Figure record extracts
===
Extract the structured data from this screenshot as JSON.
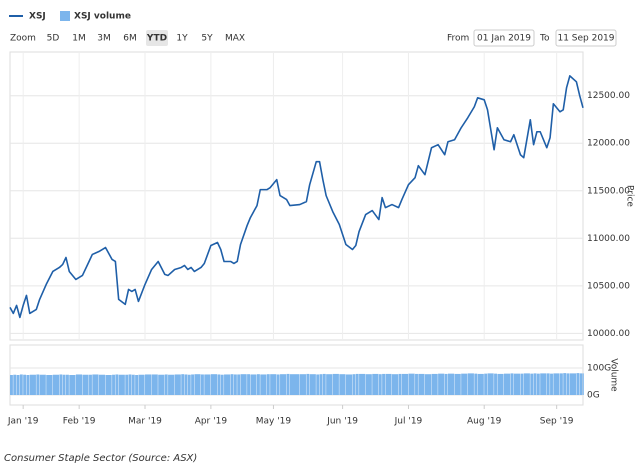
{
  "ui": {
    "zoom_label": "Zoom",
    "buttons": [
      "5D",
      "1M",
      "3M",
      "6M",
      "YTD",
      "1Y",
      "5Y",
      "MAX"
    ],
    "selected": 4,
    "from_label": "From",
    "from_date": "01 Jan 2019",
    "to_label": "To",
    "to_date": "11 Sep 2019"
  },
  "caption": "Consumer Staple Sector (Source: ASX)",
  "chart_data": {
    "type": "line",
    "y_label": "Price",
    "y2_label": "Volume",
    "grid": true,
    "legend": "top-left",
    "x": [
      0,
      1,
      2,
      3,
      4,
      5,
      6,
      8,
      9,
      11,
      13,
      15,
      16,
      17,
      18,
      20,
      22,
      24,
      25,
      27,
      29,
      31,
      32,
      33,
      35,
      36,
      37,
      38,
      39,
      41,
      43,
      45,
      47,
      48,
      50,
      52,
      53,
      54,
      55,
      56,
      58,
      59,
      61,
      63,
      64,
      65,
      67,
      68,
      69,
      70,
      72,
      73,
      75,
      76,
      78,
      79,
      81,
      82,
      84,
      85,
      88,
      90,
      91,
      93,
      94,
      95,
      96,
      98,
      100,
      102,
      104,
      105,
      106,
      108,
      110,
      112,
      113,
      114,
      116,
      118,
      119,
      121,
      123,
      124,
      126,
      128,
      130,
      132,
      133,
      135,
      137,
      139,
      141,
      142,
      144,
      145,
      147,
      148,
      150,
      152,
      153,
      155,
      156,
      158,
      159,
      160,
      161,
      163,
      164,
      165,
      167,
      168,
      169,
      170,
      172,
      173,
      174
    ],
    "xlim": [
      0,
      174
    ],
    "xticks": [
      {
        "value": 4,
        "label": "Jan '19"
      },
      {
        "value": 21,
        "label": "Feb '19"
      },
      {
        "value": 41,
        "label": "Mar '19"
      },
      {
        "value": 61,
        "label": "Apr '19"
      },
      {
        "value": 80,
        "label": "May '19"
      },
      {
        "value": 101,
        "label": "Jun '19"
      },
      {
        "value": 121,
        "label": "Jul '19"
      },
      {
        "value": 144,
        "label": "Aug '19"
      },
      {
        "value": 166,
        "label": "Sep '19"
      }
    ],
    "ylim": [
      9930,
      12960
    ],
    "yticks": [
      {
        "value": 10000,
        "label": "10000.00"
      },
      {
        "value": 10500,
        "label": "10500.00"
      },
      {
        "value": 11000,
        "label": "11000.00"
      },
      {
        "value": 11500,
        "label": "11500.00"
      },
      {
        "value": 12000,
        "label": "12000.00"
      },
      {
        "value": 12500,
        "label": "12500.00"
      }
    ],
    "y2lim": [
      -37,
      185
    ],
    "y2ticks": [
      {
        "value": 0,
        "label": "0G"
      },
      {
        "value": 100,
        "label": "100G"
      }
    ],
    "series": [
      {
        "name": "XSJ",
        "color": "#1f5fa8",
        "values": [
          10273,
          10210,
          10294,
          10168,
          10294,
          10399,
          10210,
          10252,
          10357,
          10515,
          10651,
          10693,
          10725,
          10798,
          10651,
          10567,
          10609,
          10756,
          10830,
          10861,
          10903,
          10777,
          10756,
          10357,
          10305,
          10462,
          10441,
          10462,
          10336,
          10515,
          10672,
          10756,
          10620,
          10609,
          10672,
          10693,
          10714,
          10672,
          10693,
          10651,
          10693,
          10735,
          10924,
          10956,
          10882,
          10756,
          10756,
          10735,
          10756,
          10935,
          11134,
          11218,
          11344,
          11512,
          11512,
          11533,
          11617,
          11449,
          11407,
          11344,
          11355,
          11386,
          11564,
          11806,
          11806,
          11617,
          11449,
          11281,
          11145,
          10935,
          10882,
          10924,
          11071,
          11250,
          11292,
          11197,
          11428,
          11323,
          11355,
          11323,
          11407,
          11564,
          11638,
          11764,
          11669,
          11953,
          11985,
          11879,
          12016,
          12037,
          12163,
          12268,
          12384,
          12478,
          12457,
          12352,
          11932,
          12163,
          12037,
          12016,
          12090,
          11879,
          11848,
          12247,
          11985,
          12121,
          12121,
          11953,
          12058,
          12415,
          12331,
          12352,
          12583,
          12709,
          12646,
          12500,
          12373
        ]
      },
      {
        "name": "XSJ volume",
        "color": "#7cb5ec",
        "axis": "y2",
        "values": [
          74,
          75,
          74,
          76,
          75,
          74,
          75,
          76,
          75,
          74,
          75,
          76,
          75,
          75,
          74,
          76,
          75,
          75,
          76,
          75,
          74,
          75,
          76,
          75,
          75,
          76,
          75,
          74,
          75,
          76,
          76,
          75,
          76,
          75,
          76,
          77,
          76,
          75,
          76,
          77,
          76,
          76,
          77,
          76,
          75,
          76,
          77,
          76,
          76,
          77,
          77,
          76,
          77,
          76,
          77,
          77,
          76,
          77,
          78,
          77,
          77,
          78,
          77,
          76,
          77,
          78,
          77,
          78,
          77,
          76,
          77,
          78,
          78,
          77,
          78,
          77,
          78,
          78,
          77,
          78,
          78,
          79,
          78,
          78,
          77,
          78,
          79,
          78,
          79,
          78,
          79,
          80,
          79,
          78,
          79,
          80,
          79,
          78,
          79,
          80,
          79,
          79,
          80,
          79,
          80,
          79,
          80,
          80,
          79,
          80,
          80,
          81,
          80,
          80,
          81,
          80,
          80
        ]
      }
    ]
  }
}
===
Set problem:
Reproduce the listing exactly. Leave its pictures out.

The completed task:
Extract the structured data from this screenshot as JSON.
{
  "ui": {
    "zoom_label": "Zoom",
    "buttons": [
      "5D",
      "1M",
      "3M",
      "6M",
      "YTD",
      "1Y",
      "5Y",
      "MAX"
    ],
    "selected": 4,
    "from_label": "From",
    "from_date": "01 Jan 2019",
    "to_label": "To",
    "to_date": "11 Sep 2019"
  },
  "caption": "Consumer Staple Sector (Source: ASX)",
  "chart_data": {
    "type": "line",
    "y_label": "Price",
    "y2_label": "Volume",
    "grid": true,
    "legend": "top-left",
    "x": [
      0,
      1,
      2,
      3,
      4,
      5,
      6,
      8,
      9,
      11,
      13,
      15,
      16,
      17,
      18,
      20,
      22,
      24,
      25,
      27,
      29,
      31,
      32,
      33,
      35,
      36,
      37,
      38,
      39,
      41,
      43,
      45,
      47,
      48,
      50,
      52,
      53,
      54,
      55,
      56,
      58,
      59,
      61,
      63,
      64,
      65,
      67,
      68,
      69,
      70,
      72,
      73,
      75,
      76,
      78,
      79,
      81,
      82,
      84,
      85,
      88,
      90,
      91,
      93,
      94,
      95,
      96,
      98,
      100,
      102,
      104,
      105,
      106,
      108,
      110,
      112,
      113,
      114,
      116,
      118,
      119,
      121,
      123,
      124,
      126,
      128,
      130,
      132,
      133,
      135,
      137,
      139,
      141,
      142,
      144,
      145,
      147,
      148,
      150,
      152,
      153,
      155,
      156,
      158,
      159,
      160,
      161,
      163,
      164,
      165,
      167,
      168,
      169,
      170,
      172,
      173,
      174
    ],
    "xlim": [
      0,
      174
    ],
    "xticks": [
      {
        "value": 4,
        "label": "Jan '19"
      },
      {
        "value": 21,
        "label": "Feb '19"
      },
      {
        "value": 41,
        "label": "Mar '19"
      },
      {
        "value": 61,
        "label": "Apr '19"
      },
      {
        "value": 80,
        "label": "May '19"
      },
      {
        "value": 101,
        "label": "Jun '19"
      },
      {
        "value": 121,
        "label": "Jul '19"
      },
      {
        "value": 144,
        "label": "Aug '19"
      },
      {
        "value": 166,
        "label": "Sep '19"
      }
    ],
    "ylim": [
      9930,
      12960
    ],
    "yticks": [
      {
        "value": 10000,
        "label": "10000.00"
      },
      {
        "value": 10500,
        "label": "10500.00"
      },
      {
        "value": 11000,
        "label": "11000.00"
      },
      {
        "value": 11500,
        "label": "11500.00"
      },
      {
        "value": 12000,
        "label": "12000.00"
      },
      {
        "value": 12500,
        "label": "12500.00"
      }
    ],
    "y2lim": [
      -37,
      185
    ],
    "y2ticks": [
      {
        "value": 0,
        "label": "0G"
      },
      {
        "value": 100,
        "label": "100G"
      }
    ],
    "series": [
      {
        "name": "XSJ",
        "color": "#1f5fa8",
        "values": [
          10273,
          10210,
          10294,
          10168,
          10294,
          10399,
          10210,
          10252,
          10357,
          10515,
          10651,
          10693,
          10725,
          10798,
          10651,
          10567,
          10609,
          10756,
          10830,
          10861,
          10903,
          10777,
          10756,
          10357,
          10305,
          10462,
          10441,
          10462,
          10336,
          10515,
          10672,
          10756,
          10620,
          10609,
          10672,
          10693,
          10714,
          10672,
          10693,
          10651,
          10693,
          10735,
          10924,
          10956,
          10882,
          10756,
          10756,
          10735,
          10756,
          10935,
          11134,
          11218,
          11344,
          11512,
          11512,
          11533,
          11617,
          11449,
          11407,
          11344,
          11355,
          11386,
          11564,
          11806,
          11806,
          11617,
          11449,
          11281,
          11145,
          10935,
          10882,
          10924,
          11071,
          11250,
          11292,
          11197,
          11428,
          11323,
          11355,
          11323,
          11407,
          11564,
          11638,
          11764,
          11669,
          11953,
          11985,
          11879,
          12016,
          12037,
          12163,
          12268,
          12384,
          12478,
          12457,
          12352,
          11932,
          12163,
          12037,
          12016,
          12090,
          11879,
          11848,
          12247,
          11985,
          12121,
          12121,
          11953,
          12058,
          12415,
          12331,
          12352,
          12583,
          12709,
          12646,
          12500,
          12373
        ]
      },
      {
        "name": "XSJ volume",
        "color": "#7cb5ec",
        "axis": "y2",
        "values": [
          74,
          75,
          74,
          76,
          75,
          74,
          75,
          76,
          75,
          74,
          75,
          76,
          75,
          75,
          74,
          76,
          75,
          75,
          76,
          75,
          74,
          75,
          76,
          75,
          75,
          76,
          75,
          74,
          75,
          76,
          76,
          75,
          76,
          75,
          76,
          77,
          76,
          75,
          76,
          77,
          76,
          76,
          77,
          76,
          75,
          76,
          77,
          76,
          76,
          77,
          77,
          76,
          77,
          76,
          77,
          77,
          76,
          77,
          78,
          77,
          77,
          78,
          77,
          76,
          77,
          78,
          77,
          78,
          77,
          76,
          77,
          78,
          78,
          77,
          78,
          77,
          78,
          78,
          77,
          78,
          78,
          79,
          78,
          78,
          77,
          78,
          79,
          78,
          79,
          78,
          79,
          80,
          79,
          78,
          79,
          80,
          79,
          78,
          79,
          80,
          79,
          79,
          80,
          79,
          80,
          79,
          80,
          80,
          79,
          80,
          80,
          81,
          80,
          80,
          81,
          80,
          80
        ]
      }
    ]
  }
}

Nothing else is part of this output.